### EXERCISE TASK
Go through the entries below and copy each line containing the word "icon".
## start
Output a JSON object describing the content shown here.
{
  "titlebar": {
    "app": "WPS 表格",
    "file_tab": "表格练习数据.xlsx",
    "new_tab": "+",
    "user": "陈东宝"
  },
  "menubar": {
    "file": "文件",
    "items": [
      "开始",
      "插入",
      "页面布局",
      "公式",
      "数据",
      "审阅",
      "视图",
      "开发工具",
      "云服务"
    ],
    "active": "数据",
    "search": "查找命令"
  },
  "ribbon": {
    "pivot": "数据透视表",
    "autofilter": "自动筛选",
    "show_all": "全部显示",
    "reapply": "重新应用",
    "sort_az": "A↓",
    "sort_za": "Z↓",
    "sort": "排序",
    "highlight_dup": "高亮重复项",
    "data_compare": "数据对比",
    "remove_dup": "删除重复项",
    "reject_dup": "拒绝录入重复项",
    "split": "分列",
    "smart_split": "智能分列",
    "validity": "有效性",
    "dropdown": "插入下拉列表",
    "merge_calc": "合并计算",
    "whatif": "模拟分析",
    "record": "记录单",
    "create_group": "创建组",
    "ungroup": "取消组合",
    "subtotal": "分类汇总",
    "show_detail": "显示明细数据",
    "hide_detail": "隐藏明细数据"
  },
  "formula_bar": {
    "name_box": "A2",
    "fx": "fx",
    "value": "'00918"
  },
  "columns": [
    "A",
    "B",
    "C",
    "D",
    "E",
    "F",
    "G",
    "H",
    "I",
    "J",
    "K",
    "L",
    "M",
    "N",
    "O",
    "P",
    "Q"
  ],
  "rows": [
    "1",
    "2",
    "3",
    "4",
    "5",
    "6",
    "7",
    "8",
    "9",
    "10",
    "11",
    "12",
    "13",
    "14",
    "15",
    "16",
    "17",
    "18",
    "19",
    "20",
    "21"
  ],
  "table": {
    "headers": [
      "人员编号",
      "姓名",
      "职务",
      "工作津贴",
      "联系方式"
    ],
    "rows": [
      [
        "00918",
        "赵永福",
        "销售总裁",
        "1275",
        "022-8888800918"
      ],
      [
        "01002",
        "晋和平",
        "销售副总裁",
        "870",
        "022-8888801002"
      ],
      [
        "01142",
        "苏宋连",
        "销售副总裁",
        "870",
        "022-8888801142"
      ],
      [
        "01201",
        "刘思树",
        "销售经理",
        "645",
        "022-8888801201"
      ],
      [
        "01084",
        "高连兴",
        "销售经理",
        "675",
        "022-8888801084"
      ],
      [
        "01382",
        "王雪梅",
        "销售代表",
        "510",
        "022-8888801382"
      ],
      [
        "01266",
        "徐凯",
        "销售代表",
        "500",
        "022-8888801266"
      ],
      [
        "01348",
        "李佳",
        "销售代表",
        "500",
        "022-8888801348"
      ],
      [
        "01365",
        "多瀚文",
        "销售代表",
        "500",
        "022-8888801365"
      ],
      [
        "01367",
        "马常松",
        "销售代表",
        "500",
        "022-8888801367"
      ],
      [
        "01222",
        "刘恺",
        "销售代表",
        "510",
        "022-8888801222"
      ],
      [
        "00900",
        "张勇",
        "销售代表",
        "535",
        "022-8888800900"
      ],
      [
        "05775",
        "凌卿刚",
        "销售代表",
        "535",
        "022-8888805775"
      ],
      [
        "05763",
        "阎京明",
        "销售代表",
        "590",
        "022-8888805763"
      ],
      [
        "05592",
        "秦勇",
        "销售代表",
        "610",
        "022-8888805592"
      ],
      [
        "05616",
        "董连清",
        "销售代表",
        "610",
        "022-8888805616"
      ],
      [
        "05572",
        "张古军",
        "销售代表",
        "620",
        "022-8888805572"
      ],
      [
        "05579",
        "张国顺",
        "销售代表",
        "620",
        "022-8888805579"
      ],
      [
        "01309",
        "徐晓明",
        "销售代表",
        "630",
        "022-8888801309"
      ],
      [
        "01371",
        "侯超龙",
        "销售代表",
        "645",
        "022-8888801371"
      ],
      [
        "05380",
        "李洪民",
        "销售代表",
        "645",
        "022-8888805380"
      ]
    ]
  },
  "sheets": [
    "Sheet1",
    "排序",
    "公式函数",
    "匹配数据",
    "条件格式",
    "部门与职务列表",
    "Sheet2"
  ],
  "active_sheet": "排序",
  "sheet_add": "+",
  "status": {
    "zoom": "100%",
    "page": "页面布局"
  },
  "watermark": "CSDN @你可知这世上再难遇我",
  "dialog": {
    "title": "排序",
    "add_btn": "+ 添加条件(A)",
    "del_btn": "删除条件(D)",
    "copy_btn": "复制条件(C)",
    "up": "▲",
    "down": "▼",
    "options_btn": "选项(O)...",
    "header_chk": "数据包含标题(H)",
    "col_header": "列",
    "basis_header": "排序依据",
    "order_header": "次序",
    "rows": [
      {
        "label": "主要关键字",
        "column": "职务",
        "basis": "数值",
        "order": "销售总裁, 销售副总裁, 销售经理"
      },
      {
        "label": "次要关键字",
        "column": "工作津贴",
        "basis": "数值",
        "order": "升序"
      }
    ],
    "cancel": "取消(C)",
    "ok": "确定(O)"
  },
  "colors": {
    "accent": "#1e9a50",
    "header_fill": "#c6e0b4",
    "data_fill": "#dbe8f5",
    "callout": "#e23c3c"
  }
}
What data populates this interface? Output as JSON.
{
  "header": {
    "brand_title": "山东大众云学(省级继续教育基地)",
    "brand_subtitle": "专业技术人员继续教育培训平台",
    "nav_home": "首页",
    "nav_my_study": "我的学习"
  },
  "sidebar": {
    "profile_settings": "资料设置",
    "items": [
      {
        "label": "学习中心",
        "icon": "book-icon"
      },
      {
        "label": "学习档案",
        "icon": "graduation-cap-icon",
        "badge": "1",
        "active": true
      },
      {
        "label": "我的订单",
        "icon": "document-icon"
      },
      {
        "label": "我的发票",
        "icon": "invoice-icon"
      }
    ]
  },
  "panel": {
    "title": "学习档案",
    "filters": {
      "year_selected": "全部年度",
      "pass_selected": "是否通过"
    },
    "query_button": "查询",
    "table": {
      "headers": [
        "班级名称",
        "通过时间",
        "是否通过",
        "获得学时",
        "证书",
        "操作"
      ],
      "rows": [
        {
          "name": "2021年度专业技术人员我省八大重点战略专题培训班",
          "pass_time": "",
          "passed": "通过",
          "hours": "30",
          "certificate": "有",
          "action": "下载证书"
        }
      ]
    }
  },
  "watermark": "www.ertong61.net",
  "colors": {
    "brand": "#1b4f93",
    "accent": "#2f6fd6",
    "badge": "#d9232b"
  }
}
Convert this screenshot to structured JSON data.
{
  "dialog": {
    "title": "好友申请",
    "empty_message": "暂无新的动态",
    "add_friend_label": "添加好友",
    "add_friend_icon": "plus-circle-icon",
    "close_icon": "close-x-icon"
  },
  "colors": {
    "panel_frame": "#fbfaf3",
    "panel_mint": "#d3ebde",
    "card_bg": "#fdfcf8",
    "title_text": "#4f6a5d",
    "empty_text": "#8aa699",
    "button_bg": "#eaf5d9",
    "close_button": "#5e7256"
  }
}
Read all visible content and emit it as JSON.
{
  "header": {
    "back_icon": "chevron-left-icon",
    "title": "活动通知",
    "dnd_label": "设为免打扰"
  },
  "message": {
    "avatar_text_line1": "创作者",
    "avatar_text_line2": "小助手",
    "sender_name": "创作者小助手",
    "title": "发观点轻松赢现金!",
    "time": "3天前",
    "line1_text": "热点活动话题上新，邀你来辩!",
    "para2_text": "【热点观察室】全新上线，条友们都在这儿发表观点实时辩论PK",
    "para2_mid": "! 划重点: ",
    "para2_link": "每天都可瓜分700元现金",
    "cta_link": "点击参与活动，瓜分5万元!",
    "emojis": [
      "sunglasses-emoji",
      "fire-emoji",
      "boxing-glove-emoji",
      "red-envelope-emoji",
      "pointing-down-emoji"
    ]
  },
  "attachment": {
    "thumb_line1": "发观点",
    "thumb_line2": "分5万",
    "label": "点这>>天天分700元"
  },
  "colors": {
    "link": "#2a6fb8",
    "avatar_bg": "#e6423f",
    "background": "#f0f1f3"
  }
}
## end
### RESULT OF THE EXERCISE
        "icon": "book-icon"
        "icon": "graduation-cap-icon",
        "icon": "document-icon"
        "icon": "invoice-icon"
    "add_friend_icon": "plus-circle-icon",
    "close_icon": "close-x-icon"
    "back_icon": "chevron-left-icon",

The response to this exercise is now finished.